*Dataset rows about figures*
────

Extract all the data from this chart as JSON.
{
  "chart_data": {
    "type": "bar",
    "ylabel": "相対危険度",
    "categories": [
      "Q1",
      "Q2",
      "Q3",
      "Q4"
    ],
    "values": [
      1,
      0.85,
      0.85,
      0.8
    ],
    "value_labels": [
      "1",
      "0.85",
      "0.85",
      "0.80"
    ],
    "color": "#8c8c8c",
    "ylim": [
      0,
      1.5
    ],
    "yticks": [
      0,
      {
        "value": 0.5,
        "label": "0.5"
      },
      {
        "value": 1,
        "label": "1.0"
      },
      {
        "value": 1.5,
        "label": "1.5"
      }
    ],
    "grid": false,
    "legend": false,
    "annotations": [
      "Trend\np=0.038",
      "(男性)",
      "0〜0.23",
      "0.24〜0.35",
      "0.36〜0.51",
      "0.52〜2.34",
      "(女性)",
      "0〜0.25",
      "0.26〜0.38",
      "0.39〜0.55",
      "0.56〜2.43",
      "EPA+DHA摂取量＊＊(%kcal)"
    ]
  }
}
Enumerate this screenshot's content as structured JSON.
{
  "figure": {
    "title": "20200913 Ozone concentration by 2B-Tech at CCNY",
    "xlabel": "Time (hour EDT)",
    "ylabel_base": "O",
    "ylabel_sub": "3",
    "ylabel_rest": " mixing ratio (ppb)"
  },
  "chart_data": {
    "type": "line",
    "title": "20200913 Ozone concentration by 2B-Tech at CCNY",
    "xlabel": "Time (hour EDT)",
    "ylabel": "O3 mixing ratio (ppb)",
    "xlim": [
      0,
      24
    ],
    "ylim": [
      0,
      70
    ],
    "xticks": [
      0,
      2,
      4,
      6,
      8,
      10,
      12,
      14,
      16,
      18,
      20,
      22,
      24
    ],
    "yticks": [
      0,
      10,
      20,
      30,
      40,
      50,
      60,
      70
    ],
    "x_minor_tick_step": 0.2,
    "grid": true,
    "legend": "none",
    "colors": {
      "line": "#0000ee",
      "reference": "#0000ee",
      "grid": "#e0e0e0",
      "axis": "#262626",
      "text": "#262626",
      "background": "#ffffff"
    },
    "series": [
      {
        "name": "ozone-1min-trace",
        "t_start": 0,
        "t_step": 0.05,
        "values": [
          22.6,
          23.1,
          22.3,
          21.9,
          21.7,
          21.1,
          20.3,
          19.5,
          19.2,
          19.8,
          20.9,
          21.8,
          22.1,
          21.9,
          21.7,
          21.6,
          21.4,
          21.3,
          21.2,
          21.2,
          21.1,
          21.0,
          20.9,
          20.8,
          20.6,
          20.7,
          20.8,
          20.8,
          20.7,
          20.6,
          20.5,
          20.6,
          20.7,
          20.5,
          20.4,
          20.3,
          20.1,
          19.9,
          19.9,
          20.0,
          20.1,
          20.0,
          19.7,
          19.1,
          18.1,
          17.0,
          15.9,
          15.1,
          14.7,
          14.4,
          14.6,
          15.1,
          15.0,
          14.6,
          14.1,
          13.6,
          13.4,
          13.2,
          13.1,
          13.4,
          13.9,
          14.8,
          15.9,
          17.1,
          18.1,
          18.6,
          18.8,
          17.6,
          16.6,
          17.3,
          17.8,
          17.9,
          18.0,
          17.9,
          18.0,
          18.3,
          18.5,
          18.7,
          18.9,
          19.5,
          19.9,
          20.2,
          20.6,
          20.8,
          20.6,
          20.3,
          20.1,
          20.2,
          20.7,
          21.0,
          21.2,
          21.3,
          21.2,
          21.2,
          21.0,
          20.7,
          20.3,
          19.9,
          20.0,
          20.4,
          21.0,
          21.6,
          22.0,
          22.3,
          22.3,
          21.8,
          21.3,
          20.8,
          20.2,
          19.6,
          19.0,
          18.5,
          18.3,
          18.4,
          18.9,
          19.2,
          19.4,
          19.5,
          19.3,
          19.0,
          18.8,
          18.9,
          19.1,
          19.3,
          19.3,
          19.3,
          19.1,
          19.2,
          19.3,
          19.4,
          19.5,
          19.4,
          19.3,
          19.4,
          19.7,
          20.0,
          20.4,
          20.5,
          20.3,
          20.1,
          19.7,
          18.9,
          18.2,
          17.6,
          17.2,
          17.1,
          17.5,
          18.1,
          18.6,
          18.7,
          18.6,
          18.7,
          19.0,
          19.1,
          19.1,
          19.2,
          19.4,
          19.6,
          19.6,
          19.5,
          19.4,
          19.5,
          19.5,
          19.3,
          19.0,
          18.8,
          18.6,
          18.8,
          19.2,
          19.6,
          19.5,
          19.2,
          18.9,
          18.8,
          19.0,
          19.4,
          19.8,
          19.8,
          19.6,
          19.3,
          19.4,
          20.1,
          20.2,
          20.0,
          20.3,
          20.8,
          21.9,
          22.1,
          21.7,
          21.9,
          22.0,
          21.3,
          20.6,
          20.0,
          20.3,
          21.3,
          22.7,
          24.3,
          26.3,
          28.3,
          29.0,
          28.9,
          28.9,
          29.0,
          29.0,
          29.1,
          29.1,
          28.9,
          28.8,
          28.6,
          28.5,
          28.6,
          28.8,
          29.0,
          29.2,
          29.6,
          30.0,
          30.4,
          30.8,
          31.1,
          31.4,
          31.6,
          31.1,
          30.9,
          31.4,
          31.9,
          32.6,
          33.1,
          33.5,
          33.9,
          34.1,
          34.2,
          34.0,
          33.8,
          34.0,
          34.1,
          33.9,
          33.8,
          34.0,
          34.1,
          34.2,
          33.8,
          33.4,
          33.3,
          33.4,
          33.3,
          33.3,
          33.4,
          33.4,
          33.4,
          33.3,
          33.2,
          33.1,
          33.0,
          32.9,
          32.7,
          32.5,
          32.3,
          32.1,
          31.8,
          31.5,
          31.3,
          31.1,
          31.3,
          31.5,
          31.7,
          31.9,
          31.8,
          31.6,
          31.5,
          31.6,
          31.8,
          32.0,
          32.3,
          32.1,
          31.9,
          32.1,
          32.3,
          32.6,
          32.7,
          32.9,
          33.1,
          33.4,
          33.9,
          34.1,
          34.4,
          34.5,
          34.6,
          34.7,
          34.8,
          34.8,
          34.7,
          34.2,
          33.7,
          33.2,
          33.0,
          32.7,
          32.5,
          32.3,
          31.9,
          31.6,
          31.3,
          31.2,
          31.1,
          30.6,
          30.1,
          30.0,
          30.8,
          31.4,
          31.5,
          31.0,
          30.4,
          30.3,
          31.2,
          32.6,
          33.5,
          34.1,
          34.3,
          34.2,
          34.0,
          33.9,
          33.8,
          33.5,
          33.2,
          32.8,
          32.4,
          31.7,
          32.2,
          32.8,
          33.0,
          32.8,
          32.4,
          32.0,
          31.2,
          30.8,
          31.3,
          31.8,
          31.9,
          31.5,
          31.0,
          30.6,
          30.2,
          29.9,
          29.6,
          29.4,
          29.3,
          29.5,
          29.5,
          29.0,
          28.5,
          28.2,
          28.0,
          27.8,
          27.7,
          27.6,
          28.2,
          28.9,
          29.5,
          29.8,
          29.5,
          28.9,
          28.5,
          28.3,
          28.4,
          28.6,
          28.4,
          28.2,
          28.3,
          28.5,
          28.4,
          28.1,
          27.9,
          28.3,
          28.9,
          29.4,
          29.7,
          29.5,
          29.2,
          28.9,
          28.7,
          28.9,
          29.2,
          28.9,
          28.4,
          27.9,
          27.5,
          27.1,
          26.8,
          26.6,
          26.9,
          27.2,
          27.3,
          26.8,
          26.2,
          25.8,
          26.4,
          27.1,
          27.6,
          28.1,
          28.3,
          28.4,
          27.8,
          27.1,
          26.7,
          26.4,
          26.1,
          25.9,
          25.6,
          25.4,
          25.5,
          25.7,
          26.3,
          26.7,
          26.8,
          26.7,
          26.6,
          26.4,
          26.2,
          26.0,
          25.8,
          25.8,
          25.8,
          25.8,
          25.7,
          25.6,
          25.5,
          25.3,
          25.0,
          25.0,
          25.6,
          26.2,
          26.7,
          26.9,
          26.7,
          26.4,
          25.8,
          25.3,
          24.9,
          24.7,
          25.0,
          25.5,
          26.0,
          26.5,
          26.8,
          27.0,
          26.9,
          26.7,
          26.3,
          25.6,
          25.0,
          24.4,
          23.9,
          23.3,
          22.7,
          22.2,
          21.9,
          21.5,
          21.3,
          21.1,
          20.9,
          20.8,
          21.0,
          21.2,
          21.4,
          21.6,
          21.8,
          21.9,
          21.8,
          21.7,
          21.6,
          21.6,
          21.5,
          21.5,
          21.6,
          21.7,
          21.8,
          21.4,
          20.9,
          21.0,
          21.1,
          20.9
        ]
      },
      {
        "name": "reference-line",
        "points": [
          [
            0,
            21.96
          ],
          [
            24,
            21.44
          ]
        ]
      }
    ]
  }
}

────

*TASK TO CARRY OUT*
Search the records above for the string "name". Copy every line that contains it.

*EXERCISE SOLUTION*
        "name": "ozone-1min-trace",
        "name": "reference-line",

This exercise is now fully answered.